### Aim of the exercise
Print all of the data exactly.

[START OF Recorded information]

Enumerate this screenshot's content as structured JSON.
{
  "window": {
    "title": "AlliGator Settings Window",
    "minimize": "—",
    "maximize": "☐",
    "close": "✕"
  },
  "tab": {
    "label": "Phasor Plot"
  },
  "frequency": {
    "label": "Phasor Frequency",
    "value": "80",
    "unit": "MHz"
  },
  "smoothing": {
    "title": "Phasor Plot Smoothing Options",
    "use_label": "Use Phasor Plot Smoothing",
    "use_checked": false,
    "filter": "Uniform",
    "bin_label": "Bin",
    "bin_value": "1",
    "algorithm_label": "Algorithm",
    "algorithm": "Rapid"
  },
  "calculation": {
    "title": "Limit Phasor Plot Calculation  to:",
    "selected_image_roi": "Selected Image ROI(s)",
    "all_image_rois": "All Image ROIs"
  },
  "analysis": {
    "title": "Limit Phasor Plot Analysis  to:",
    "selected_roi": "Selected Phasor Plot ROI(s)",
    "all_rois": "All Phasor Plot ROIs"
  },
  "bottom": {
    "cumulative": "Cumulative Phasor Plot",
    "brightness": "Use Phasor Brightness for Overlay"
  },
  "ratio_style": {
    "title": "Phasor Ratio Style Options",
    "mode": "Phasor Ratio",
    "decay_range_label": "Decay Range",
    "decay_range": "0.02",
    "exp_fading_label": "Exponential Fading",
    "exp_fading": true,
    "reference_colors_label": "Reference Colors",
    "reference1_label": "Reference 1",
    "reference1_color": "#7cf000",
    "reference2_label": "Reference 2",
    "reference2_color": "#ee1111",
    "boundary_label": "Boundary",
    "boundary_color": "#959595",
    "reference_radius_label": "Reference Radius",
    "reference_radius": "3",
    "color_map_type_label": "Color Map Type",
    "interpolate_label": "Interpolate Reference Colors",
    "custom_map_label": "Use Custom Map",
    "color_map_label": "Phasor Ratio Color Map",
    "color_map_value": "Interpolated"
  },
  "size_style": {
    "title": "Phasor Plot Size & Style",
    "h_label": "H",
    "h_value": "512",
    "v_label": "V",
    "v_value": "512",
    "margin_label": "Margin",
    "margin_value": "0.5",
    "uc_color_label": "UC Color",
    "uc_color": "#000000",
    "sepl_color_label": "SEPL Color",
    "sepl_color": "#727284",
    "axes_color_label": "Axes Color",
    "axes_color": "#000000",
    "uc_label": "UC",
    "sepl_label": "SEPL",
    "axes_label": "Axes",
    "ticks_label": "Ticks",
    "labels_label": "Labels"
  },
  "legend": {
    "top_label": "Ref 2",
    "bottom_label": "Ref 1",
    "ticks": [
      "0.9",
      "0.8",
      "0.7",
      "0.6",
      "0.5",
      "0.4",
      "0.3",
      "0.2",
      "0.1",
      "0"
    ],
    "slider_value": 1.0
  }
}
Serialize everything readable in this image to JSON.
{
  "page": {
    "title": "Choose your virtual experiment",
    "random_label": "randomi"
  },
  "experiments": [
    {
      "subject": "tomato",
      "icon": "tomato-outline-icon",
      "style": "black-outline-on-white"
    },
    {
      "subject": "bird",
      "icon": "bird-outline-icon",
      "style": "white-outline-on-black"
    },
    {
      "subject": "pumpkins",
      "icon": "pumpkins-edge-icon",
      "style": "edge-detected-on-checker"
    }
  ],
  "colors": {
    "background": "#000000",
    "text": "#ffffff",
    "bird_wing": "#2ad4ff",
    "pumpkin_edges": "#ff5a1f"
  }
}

[END OF Recorded information]

### Reply to the exercise
Enumerate this screenshot's content as structured JSON.
{
  "window": {
    "title": "AlliGator Settings Window",
    "minimize": "—",
    "maximize": "☐",
    "close": "✕"
  },
  "tab": {
    "label": "Phasor Plot"
  },
  "frequency": {
    "label": "Phasor Frequency",
    "value": "80",
    "unit": "MHz"
  },
  "smoothing": {
    "title": "Phasor Plot Smoothing Options",
    "use_label": "Use Phasor Plot Smoothing",
    "use_checked": false,
    "filter": "Uniform",
    "bin_label": "Bin",
    "bin_value": "1",
    "algorithm_label": "Algorithm",
    "algorithm": "Rapid"
  },
  "calculation": {
    "title": "Limit Phasor Plot Calculation  to:",
    "selected_image_roi": "Selected Image ROI(s)",
    "all_image_rois": "All Image ROIs"
  },
  "analysis": {
    "title": "Limit Phasor Plot Analysis  to:",
    "selected_roi": "Selected Phasor Plot ROI(s)",
    "all_rois": "All Phasor Plot ROIs"
  },
  "bottom": {
    "cumulative": "Cumulative Phasor Plot",
    "brightness": "Use Phasor Brightness for Overlay"
  },
  "ratio_style": {
    "title": "Phasor Ratio Style Options",
    "mode": "Phasor Ratio",
    "decay_range_label": "Decay Range",
    "decay_range": "0.02",
    "exp_fading_label": "Exponential Fading",
    "exp_fading": true,
    "reference_colors_label": "Reference Colors",
    "reference1_label": "Reference 1",
    "reference1_color": "#7cf000",
    "reference2_label": "Reference 2",
    "reference2_color": "#ee1111",
    "boundary_label": "Boundary",
    "boundary_color": "#959595",
    "reference_radius_label": "Reference Radius",
    "reference_radius": "3",
    "color_map_type_label": "Color Map Type",
    "interpolate_label": "Interpolate Reference Colors",
    "custom_map_label": "Use Custom Map",
    "color_map_label": "Phasor Ratio Color Map",
    "color_map_value": "Interpolated"
  },
  "size_style": {
    "title": "Phasor Plot Size & Style",
    "h_label": "H",
    "h_value": "512",
    "v_label": "V",
    "v_value": "512",
    "margin_label": "Margin",
    "margin_value": "0.5",
    "uc_color_label": "UC Color",
    "uc_color": "#000000",
    "sepl_color_label": "SEPL Color",
    "sepl_color": "#727284",
    "axes_color_label": "Axes Color",
    "axes_color": "#000000",
    "uc_label": "UC",
    "sepl_label": "SEPL",
    "axes_label": "Axes",
    "ticks_label": "Ticks",
    "labels_label": "Labels"
  },
  "legend": {
    "top_label": "Ref 2",
    "bottom_label": "Ref 1",
    "ticks": [
      "0.9",
      "0.8",
      "0.7",
      "0.6",
      "0.5",
      "0.4",
      "0.3",
      "0.2",
      "0.1",
      "0"
    ],
    "slider_value": 1.0
  }
}
Serialize everything readable in this image to JSON.
{
  "page": {
    "title": "Choose your virtual experiment",
    "random_label": "randomi"
  },
  "experiments": [
    {
      "subject": "tomato",
      "icon": "tomato-outline-icon",
      "style": "black-outline-on-white"
    },
    {
      "subject": "bird",
      "icon": "bird-outline-icon",
      "style": "white-outline-on-black"
    },
    {
      "subject": "pumpkins",
      "icon": "pumpkins-edge-icon",
      "style": "edge-detected-on-checker"
    }
  ],
  "colors": {
    "background": "#000000",
    "text": "#ffffff",
    "bird_wing": "#2ad4ff",
    "pumpkin_edges": "#ff5a1f"
  }
}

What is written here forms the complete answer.